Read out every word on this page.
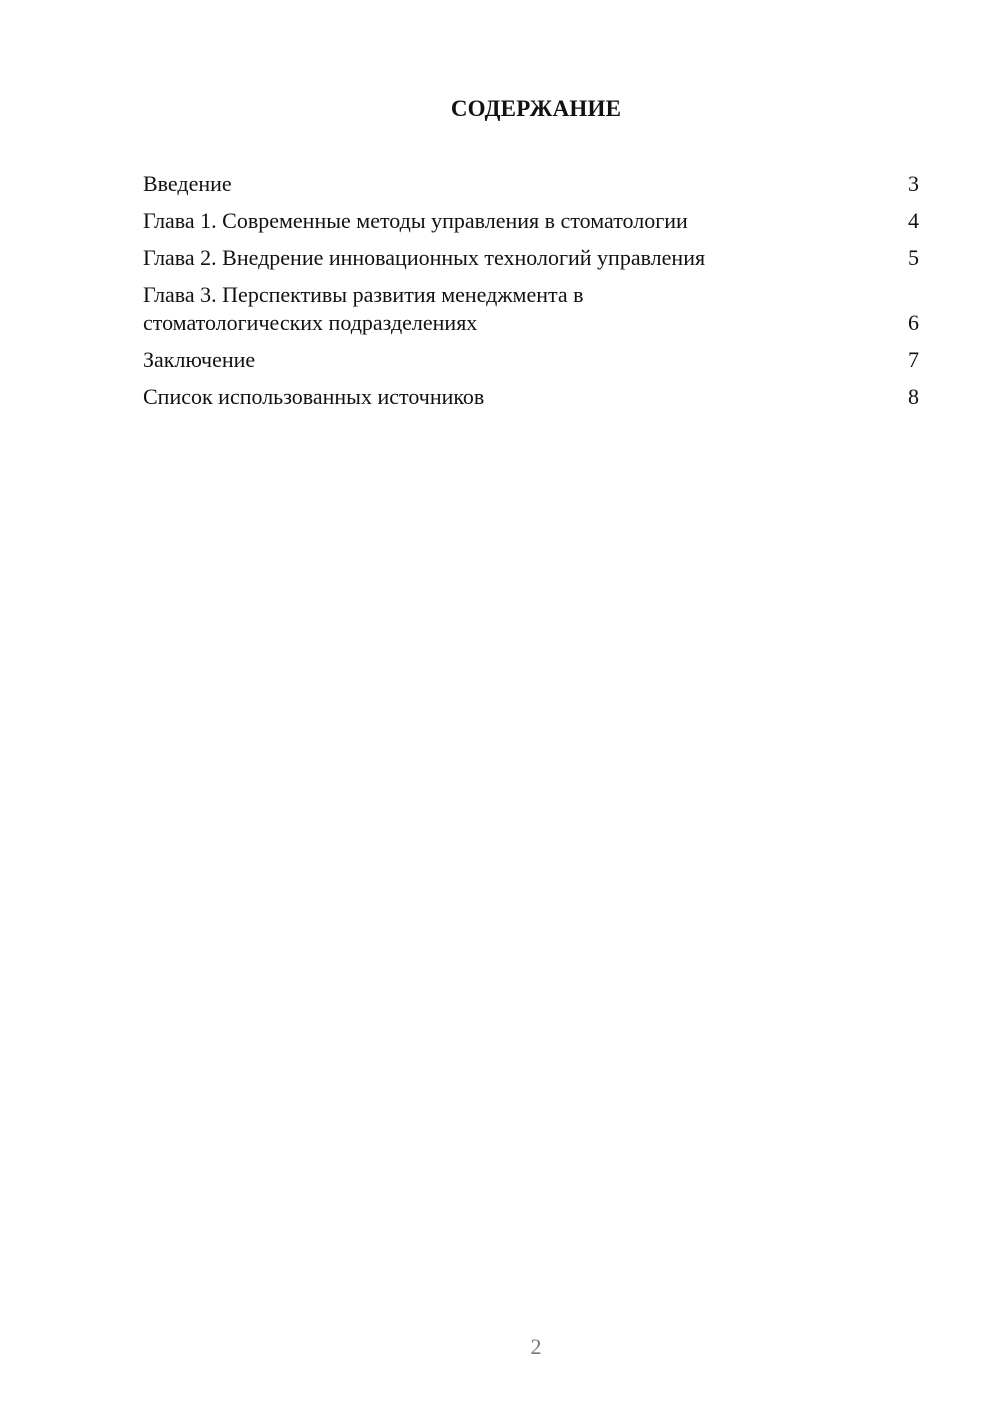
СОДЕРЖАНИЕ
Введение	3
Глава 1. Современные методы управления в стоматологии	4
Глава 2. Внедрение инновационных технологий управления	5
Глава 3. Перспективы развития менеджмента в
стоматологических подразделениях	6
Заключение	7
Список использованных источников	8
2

####

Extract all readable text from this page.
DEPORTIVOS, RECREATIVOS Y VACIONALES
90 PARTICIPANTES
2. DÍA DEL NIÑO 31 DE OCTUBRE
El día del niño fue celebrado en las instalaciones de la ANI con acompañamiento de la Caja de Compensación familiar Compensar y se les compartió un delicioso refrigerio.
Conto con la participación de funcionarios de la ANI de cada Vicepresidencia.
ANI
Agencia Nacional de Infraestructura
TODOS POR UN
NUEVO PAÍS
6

####

▶ **Problem**
In the records above, locate every line with the string "this" and copy it.

▶ **Answer**
Read out every word on this page.
Extract all readable text from this page.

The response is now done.